(ENTRIES):
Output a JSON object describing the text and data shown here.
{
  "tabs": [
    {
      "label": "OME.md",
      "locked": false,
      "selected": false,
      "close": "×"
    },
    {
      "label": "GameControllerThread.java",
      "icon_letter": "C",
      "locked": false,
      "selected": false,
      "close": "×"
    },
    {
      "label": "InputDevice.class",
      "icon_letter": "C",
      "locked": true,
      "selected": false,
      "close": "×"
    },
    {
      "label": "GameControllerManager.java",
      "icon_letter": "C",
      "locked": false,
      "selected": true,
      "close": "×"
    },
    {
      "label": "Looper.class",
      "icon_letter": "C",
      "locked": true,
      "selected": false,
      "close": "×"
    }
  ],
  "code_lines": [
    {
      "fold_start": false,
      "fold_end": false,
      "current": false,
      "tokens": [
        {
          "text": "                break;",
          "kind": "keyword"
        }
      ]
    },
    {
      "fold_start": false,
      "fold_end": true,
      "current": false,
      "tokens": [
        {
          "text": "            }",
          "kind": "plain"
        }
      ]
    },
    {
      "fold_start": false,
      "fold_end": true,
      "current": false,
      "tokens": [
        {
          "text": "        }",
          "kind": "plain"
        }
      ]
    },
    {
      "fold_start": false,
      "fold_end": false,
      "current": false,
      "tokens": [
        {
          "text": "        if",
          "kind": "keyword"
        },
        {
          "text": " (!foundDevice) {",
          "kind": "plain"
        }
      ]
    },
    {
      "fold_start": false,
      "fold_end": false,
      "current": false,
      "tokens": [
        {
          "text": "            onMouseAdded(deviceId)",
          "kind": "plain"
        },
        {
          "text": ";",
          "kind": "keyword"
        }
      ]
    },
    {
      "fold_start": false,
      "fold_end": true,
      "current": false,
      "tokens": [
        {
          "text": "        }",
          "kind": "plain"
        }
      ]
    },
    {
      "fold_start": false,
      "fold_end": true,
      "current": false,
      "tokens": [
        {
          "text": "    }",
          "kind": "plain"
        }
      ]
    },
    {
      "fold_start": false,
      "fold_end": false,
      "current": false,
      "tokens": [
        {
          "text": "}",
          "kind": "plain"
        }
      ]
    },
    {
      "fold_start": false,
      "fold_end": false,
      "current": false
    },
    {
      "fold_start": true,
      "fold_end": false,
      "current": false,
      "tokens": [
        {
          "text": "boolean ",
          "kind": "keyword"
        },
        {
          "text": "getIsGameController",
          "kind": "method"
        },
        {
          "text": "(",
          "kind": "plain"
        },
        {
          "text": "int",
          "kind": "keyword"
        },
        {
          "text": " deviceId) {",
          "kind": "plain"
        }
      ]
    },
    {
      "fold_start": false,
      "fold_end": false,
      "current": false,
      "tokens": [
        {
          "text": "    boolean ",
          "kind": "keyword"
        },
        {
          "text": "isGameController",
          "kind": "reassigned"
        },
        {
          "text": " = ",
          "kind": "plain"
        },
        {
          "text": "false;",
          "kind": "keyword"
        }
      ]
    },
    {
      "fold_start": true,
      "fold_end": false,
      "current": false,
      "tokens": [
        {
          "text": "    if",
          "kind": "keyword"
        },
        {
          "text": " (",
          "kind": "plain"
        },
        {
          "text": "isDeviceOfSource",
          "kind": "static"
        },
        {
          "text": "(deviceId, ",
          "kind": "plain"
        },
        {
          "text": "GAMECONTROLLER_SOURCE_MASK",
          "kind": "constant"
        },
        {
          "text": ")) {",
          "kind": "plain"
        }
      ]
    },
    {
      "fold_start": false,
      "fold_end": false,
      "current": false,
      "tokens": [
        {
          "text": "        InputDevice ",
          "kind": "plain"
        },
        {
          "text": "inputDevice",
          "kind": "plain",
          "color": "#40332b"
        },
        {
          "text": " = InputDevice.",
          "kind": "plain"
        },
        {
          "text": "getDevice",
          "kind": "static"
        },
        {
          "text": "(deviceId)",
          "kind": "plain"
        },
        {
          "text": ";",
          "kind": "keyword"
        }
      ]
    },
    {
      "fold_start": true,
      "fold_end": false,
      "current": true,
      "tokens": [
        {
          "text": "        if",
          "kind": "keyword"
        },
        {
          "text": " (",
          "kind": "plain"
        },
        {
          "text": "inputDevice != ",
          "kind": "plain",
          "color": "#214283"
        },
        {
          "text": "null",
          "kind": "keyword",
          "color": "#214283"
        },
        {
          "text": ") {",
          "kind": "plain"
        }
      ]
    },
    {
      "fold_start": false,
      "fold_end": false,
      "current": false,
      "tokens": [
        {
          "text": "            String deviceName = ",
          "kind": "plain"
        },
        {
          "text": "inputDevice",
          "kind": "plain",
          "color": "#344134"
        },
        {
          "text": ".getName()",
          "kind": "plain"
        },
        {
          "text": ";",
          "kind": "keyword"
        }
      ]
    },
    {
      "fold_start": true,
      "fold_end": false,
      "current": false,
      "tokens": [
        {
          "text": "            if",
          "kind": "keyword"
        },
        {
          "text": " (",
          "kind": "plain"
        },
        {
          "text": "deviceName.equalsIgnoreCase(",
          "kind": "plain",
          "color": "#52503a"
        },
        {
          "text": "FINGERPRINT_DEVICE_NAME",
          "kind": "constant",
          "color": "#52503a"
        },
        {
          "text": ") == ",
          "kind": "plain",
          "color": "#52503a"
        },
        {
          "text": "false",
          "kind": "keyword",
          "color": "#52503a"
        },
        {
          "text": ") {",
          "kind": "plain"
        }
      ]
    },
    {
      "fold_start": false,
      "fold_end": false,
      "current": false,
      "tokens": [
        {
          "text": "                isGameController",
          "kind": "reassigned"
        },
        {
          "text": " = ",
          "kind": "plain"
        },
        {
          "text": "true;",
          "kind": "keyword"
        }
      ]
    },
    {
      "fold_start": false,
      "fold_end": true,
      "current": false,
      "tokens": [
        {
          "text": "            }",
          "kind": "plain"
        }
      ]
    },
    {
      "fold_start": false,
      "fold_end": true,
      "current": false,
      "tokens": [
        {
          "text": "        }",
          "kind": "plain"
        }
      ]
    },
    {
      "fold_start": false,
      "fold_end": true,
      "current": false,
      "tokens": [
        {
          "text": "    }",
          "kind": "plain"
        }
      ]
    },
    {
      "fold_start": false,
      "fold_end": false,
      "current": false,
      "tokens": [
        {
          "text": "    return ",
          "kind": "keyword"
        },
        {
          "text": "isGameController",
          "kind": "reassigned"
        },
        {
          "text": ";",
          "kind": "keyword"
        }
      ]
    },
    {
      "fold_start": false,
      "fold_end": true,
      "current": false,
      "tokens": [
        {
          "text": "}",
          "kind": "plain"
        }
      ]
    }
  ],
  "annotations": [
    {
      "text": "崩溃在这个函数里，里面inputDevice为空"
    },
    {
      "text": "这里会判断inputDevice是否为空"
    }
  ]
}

(SET PROBLEM):
Transcribe every entry word for word.

(RIGHT ANSWER):
Output a JSON object describing the text and data shown here.
{
  "tabs": [
    {
      "label": "OME.md",
      "locked": false,
      "selected": false,
      "close": "×"
    },
    {
      "label": "GameControllerThread.java",
      "icon_letter": "C",
      "locked": false,
      "selected": false,
      "close": "×"
    },
    {
      "label": "InputDevice.class",
      "icon_letter": "C",
      "locked": true,
      "selected": false,
      "close": "×"
    },
    {
      "label": "GameControllerManager.java",
      "icon_letter": "C",
      "locked": false,
      "selected": true,
      "close": "×"
    },
    {
      "label": "Looper.class",
      "icon_letter": "C",
      "locked": true,
      "selected": false,
      "close": "×"
    }
  ],
  "code_lines": [
    {
      "fold_start": false,
      "fold_end": false,
      "current": false,
      "tokens": [
        {
          "text": "                break;",
          "kind": "keyword"
        }
      ]
    },
    {
      "fold_start": false,
      "fold_end": true,
      "current": false,
      "tokens": [
        {
          "text": "            }",
          "kind": "plain"
        }
      ]
    },
    {
      "fold_start": false,
      "fold_end": true,
      "current": false,
      "tokens": [
        {
          "text": "        }",
          "kind": "plain"
        }
      ]
    },
    {
      "fold_start": false,
      "fold_end": false,
      "current": false,
      "tokens": [
        {
          "text": "        if",
          "kind": "keyword"
        },
        {
          "text": " (!foundDevice) {",
          "kind": "plain"
        }
      ]
    },
    {
      "fold_start": false,
      "fold_end": false,
      "current": false,
      "tokens": [
        {
          "text": "            onMouseAdded(deviceId)",
          "kind": "plain"
        },
        {
          "text": ";",
          "kind": "keyword"
        }
      ]
    },
    {
      "fold_start": false,
      "fold_end": true,
      "current": false,
      "tokens": [
        {
          "text": "        }",
          "kind": "plain"
        }
      ]
    },
    {
      "fold_start": false,
      "fold_end": true,
      "current": false,
      "tokens": [
        {
          "text": "    }",
          "kind": "plain"
        }
      ]
    },
    {
      "fold_start": false,
      "fold_end": false,
      "current": false,
      "tokens": [
        {
          "text": "}",
          "kind": "plain"
        }
      ]
    },
    {
      "fold_start": false,
      "fold_end": false,
      "current": false
    },
    {
      "fold_start": true,
      "fold_end": false,
      "current": false,
      "tokens": [
        {
          "text": "boolean ",
          "kind": "keyword"
        },
        {
          "text": "getIsGameController",
          "kind": "method"
        },
        {
          "text": "(",
          "kind": "plain"
        },
        {
          "text": "int",
          "kind": "keyword"
        },
        {
          "text": " deviceId) {",
          "kind": "plain"
        }
      ]
    },
    {
      "fold_start": false,
      "fold_end": false,
      "current": false,
      "tokens": [
        {
          "text": "    boolean ",
          "kind": "keyword"
        },
        {
          "text": "isGameController",
          "kind": "reassigned"
        },
        {
          "text": " = ",
          "kind": "plain"
        },
        {
          "text": "false;",
          "kind": "keyword"
        }
      ]
    },
    {
      "fold_start": true,
      "fold_end": false,
      "current": false,
      "tokens": [
        {
          "text": "    if",
          "kind": "keyword"
        },
        {
          "text": " (",
          "kind": "plain"
        },
        {
          "text": "isDeviceOfSource",
          "kind": "static"
        },
        {
          "text": "(deviceId, ",
          "kind": "plain"
        },
        {
          "text": "GAMECONTROLLER_SOURCE_MASK",
          "kind": "constant"
        },
        {
          "text": ")) {",
          "kind": "plain"
        }
      ]
    },
    {
      "fold_start": false,
      "fold_end": false,
      "current": false,
      "tokens": [
        {
          "text": "        InputDevice ",
          "kind": "plain"
        },
        {
          "text": "inputDevice",
          "kind": "plain",
          "color": "#40332b"
        },
        {
          "text": " = InputDevice.",
          "kind": "plain"
        },
        {
          "text": "getDevice",
          "kind": "static"
        },
        {
          "text": "(deviceId)",
          "kind": "plain"
        },
        {
          "text": ";",
          "kind": "keyword"
        }
      ]
    },
    {
      "fold_start": true,
      "fold_end": false,
      "current": true,
      "tokens": [
        {
          "text": "        if",
          "kind": "keyword"
        },
        {
          "text": " (",
          "kind": "plain"
        },
        {
          "text": "inputDevice != ",
          "kind": "plain",
          "color": "#214283"
        },
        {
          "text": "null",
          "kind": "keyword",
          "color": "#214283"
        },
        {
          "text": ") {",
          "kind": "plain"
        }
      ]
    },
    {
      "fold_start": false,
      "fold_end": false,
      "current": false,
      "tokens": [
        {
          "text": "            String deviceName = ",
          "kind": "plain"
        },
        {
          "text": "inputDevice",
          "kind": "plain",
          "color": "#344134"
        },
        {
          "text": ".getName()",
          "kind": "plain"
        },
        {
          "text": ";",
          "kind": "keyword"
        }
      ]
    },
    {
      "fold_start": true,
      "fold_end": false,
      "current": false,
      "tokens": [
        {
          "text": "            if",
          "kind": "keyword"
        },
        {
          "text": " (",
          "kind": "plain"
        },
        {
          "text": "deviceName.equalsIgnoreCase(",
          "kind": "plain",
          "color": "#52503a"
        },
        {
          "text": "FINGERPRINT_DEVICE_NAME",
          "kind": "constant",
          "color": "#52503a"
        },
        {
          "text": ") == ",
          "kind": "plain",
          "color": "#52503a"
        },
        {
          "text": "false",
          "kind": "keyword",
          "color": "#52503a"
        },
        {
          "text": ") {",
          "kind": "plain"
        }
      ]
    },
    {
      "fold_start": false,
      "fold_end": false,
      "current": false,
      "tokens": [
        {
          "text": "                isGameController",
          "kind": "reassigned"
        },
        {
          "text": " = ",
          "kind": "plain"
        },
        {
          "text": "true;",
          "kind": "keyword"
        }
      ]
    },
    {
      "fold_start": false,
      "fold_end": true,
      "current": false,
      "tokens": [
        {
          "text": "            }",
          "kind": "plain"
        }
      ]
    },
    {
      "fold_start": false,
      "fold_end": true,
      "current": false,
      "tokens": [
        {
          "text": "        }",
          "kind": "plain"
        }
      ]
    },
    {
      "fold_start": false,
      "fold_end": true,
      "current": false,
      "tokens": [
        {
          "text": "    }",
          "kind": "plain"
        }
      ]
    },
    {
      "fold_start": false,
      "fold_end": false,
      "current": false,
      "tokens": [
        {
          "text": "    return ",
          "kind": "keyword"
        },
        {
          "text": "isGameController",
          "kind": "reassigned"
        },
        {
          "text": ";",
          "kind": "keyword"
        }
      ]
    },
    {
      "fold_start": false,
      "fold_end": true,
      "current": false,
      "tokens": [
        {
          "text": "}",
          "kind": "plain"
        }
      ]
    }
  ],
  "annotations": [
    {
      "text": "崩溃在这个函数里，里面inputDevice为空"
    },
    {
      "text": "这里会判断inputDevice是否为空"
    }
  ]
}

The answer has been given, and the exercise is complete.